Begin
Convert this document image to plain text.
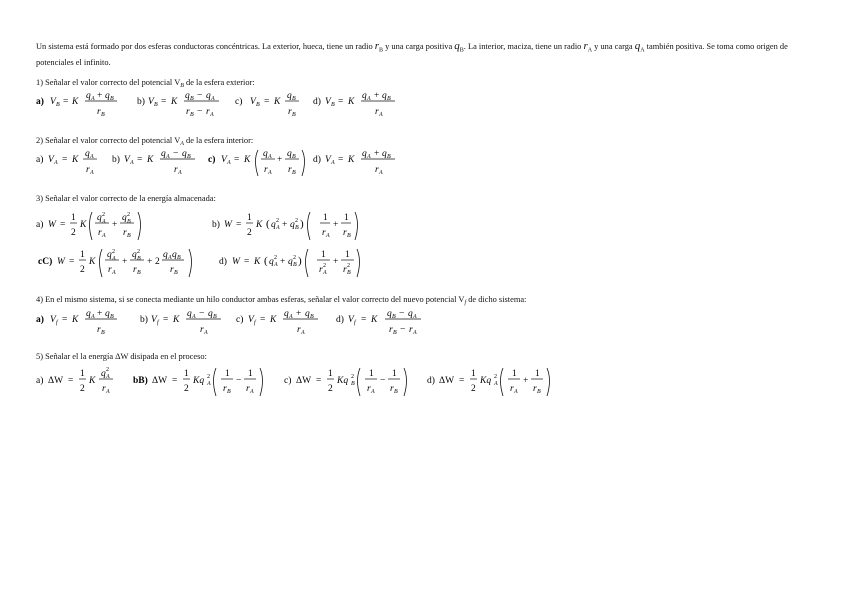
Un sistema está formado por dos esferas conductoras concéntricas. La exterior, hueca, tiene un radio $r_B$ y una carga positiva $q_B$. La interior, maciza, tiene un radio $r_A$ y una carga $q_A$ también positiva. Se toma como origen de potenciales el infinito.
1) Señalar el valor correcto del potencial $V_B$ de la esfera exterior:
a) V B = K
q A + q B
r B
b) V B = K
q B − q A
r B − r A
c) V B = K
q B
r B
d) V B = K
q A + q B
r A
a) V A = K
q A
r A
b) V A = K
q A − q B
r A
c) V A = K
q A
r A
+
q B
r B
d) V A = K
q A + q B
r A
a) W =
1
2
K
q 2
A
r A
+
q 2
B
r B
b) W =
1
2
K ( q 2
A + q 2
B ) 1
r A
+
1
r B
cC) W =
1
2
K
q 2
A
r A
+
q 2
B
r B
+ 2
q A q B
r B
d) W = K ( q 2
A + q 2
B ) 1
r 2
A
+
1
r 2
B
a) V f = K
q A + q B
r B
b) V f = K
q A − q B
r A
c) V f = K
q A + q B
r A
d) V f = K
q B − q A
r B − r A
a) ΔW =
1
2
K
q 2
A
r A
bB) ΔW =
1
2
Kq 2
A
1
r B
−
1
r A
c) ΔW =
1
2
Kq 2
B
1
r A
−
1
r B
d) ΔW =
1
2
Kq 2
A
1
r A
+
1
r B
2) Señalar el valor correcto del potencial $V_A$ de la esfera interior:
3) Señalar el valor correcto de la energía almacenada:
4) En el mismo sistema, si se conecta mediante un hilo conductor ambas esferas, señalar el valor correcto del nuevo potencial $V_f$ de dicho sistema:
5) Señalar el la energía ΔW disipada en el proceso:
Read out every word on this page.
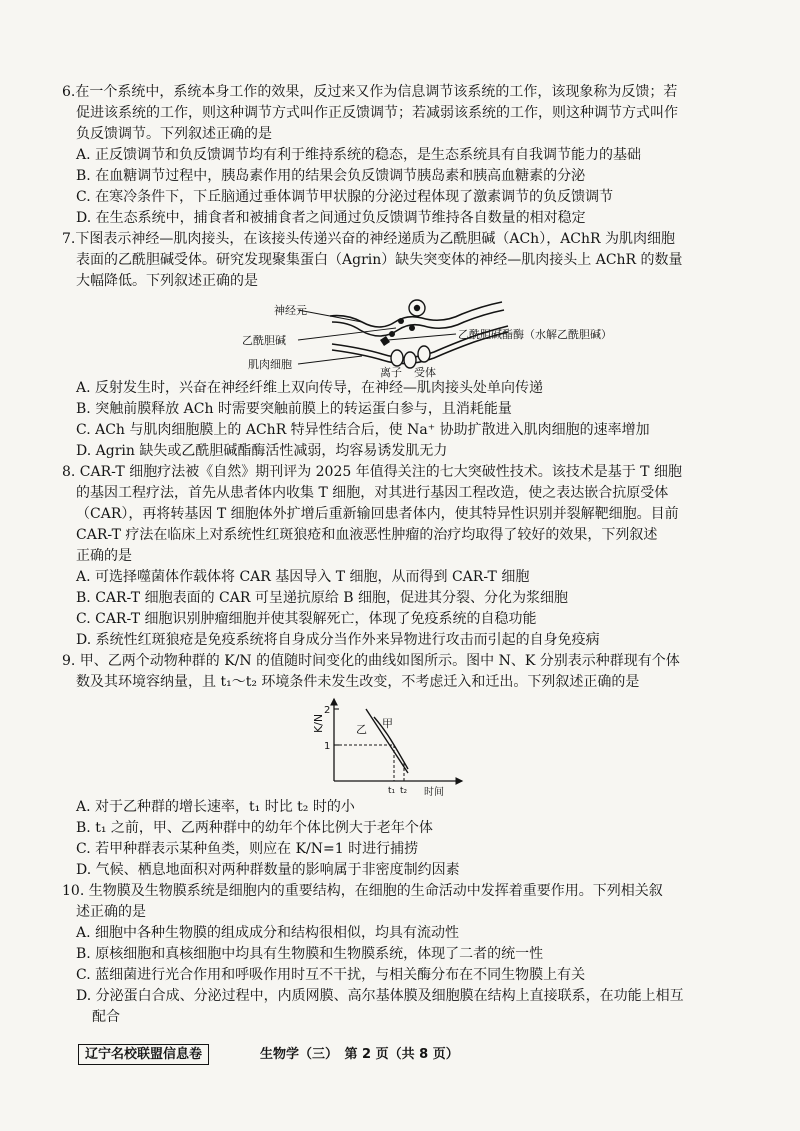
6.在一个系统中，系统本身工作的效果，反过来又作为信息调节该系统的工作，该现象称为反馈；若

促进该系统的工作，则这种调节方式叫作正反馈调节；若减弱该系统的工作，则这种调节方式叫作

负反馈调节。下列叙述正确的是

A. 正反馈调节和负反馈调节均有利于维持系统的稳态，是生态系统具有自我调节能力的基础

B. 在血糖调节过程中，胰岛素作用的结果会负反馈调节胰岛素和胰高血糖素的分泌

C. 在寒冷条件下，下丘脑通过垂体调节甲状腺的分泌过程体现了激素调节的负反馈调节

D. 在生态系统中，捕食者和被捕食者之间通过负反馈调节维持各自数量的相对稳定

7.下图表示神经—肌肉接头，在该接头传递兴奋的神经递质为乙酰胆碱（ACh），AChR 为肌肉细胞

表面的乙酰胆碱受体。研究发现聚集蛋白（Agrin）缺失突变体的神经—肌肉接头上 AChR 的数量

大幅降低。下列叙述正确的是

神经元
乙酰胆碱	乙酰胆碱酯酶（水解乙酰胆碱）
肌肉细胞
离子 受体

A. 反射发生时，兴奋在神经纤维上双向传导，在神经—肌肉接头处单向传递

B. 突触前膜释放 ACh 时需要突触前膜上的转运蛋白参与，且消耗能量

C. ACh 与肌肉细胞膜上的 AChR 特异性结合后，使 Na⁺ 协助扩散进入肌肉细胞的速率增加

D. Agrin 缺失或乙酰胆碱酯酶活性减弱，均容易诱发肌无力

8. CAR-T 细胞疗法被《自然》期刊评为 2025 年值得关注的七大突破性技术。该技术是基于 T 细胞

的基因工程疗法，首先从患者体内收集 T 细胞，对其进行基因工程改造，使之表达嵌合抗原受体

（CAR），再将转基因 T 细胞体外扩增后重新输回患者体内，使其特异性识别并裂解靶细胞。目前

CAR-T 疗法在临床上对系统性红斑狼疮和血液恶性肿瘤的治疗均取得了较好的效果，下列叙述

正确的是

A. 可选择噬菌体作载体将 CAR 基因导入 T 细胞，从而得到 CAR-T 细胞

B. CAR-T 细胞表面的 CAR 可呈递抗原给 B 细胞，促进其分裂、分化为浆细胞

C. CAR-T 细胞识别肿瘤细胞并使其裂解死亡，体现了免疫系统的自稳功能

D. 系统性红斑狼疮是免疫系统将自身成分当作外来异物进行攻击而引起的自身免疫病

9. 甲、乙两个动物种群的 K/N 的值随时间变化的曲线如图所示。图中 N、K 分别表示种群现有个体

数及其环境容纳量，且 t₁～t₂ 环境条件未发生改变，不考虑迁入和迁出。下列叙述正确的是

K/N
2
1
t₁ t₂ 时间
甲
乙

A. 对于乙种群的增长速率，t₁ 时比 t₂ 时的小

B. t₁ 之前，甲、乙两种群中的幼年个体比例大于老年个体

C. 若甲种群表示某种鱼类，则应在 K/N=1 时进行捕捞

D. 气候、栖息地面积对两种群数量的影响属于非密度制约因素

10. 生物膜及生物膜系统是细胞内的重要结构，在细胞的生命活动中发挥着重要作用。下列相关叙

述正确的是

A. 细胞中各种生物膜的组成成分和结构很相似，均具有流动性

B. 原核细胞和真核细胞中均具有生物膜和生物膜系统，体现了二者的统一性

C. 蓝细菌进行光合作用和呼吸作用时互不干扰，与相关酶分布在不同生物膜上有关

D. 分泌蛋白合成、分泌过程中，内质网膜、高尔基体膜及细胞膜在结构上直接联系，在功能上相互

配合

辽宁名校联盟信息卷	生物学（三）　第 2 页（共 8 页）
End
» CHALLENGE: From the data above, write out everything exactly except the pictures.

» TASK RESPONSE:
Convert this document image to plain text.
Un sistema está formado por dos esferas conductoras concéntricas. La exterior, hueca, tiene un radio $r_B$ y una carga positiva $q_B$. La interior, maciza, tiene un radio $r_A$ y una carga $q_A$ también positiva. Se toma como origen de potenciales el infinito.
1) Señalar el valor correcto del potencial $V_B$ de la esfera exterior:
a) V B = K
q A + q B
r B
b) V B = K
q B − q A
r B − r A
c) V B = K
q B
r B
d) V B = K
q A + q B
r A
a) V A = K
q A
r A
b) V A = K
q A − q B
r A
c) V A = K
q A
r A
+
q B
r B
d) V A = K
q A + q B
r A
a) W =
1
2
K
q 2
A
r A
+
q 2
B
r B
b) W =
1
2
K ( q 2
A + q 2
B ) 1
r A
+
1
r B
cC) W =
1
2
K
q 2
A
r A
+
q 2
B
r B
+ 2
q A q B
r B
d) W = K ( q 2
A + q 2
B ) 1
r 2
A
+
1
r 2
B
a) V f = K
q A + q B
r B
b) V f = K
q A − q B
r A
c) V f = K
q A + q B
r A
d) V f = K
q B − q A
r B − r A
a) ΔW =
1
2
K
q 2
A
r A
bB) ΔW =
1
2
Kq 2
A
1
r B
−
1
r A
c) ΔW =
1
2
Kq 2
B
1
r A
−
1
r B
d) ΔW =
1
2
Kq 2
A
1
r A
+
1
r B
2) Señalar el valor correcto del potencial $V_A$ de la esfera interior:
3) Señalar el valor correcto de la energía almacenada:
4) En el mismo sistema, si se conecta mediante un hilo conductor ambas esferas, señalar el valor correcto del nuevo potencial $V_f$ de dicho sistema:
5) Señalar el la energía ΔW disipada en el proceso:
Read out every word on this page.
6.在一个系统中，系统本身工作的效果，反过来又作为信息调节该系统的工作，该现象称为反馈；若

促进该系统的工作，则这种调节方式叫作正反馈调节；若减弱该系统的工作，则这种调节方式叫作

负反馈调节。下列叙述正确的是

A. 正反馈调节和负反馈调节均有利于维持系统的稳态，是生态系统具有自我调节能力的基础

B. 在血糖调节过程中，胰岛素作用的结果会负反馈调节胰岛素和胰高血糖素的分泌

C. 在寒冷条件下，下丘脑通过垂体调节甲状腺的分泌过程体现了激素调节的负反馈调节

D. 在生态系统中，捕食者和被捕食者之间通过负反馈调节维持各自数量的相对稳定

7.下图表示神经—肌肉接头，在该接头传递兴奋的神经递质为乙酰胆碱（ACh），AChR 为肌肉细胞

表面的乙酰胆碱受体。研究发现聚集蛋白（Agrin）缺失突变体的神经—肌肉接头上 AChR 的数量

大幅降低。下列叙述正确的是

神经元
乙酰胆碱	乙酰胆碱酯酶（水解乙酰胆碱）
肌肉细胞
离子 受体

A. 反射发生时，兴奋在神经纤维上双向传导，在神经—肌肉接头处单向传递

B. 突触前膜释放 ACh 时需要突触前膜上的转运蛋白参与，且消耗能量

C. ACh 与肌肉细胞膜上的 AChR 特异性结合后，使 Na⁺ 协助扩散进入肌肉细胞的速率增加

D. Agrin 缺失或乙酰胆碱酯酶活性减弱，均容易诱发肌无力

8. CAR-T 细胞疗法被《自然》期刊评为 2025 年值得关注的七大突破性技术。该技术是基于 T 细胞

的基因工程疗法，首先从患者体内收集 T 细胞，对其进行基因工程改造，使之表达嵌合抗原受体

（CAR），再将转基因 T 细胞体外扩增后重新输回患者体内，使其特异性识别并裂解靶细胞。目前

CAR-T 疗法在临床上对系统性红斑狼疮和血液恶性肿瘤的治疗均取得了较好的效果，下列叙述

正确的是

A. 可选择噬菌体作载体将 CAR 基因导入 T 细胞，从而得到 CAR-T 细胞

B. CAR-T 细胞表面的 CAR 可呈递抗原给 B 细胞，促进其分裂、分化为浆细胞

C. CAR-T 细胞识别肿瘤细胞并使其裂解死亡，体现了免疫系统的自稳功能

D. 系统性红斑狼疮是免疫系统将自身成分当作外来异物进行攻击而引起的自身免疫病

9. 甲、乙两个动物种群的 K/N 的值随时间变化的曲线如图所示。图中 N、K 分别表示种群现有个体

数及其环境容纳量，且 t₁～t₂ 环境条件未发生改变，不考虑迁入和迁出。下列叙述正确的是

K/N
2
1
t₁ t₂ 时间
甲
乙

A. 对于乙种群的增长速率，t₁ 时比 t₂ 时的小

B. t₁ 之前，甲、乙两种群中的幼年个体比例大于老年个体

C. 若甲种群表示某种鱼类，则应在 K/N=1 时进行捕捞

D. 气候、栖息地面积对两种群数量的影响属于非密度制约因素

10. 生物膜及生物膜系统是细胞内的重要结构，在细胞的生命活动中发挥着重要作用。下列相关叙

述正确的是

A. 细胞中各种生物膜的组成成分和结构很相似，均具有流动性

B. 原核细胞和真核细胞中均具有生物膜和生物膜系统，体现了二者的统一性

C. 蓝细菌进行光合作用和呼吸作用时互不干扰，与相关酶分布在不同生物膜上有关

D. 分泌蛋白合成、分泌过程中，内质网膜、高尔基体膜及细胞膜在结构上直接联系，在功能上相互

配合

辽宁名校联盟信息卷	生物学（三）　第 2 页（共 8 页）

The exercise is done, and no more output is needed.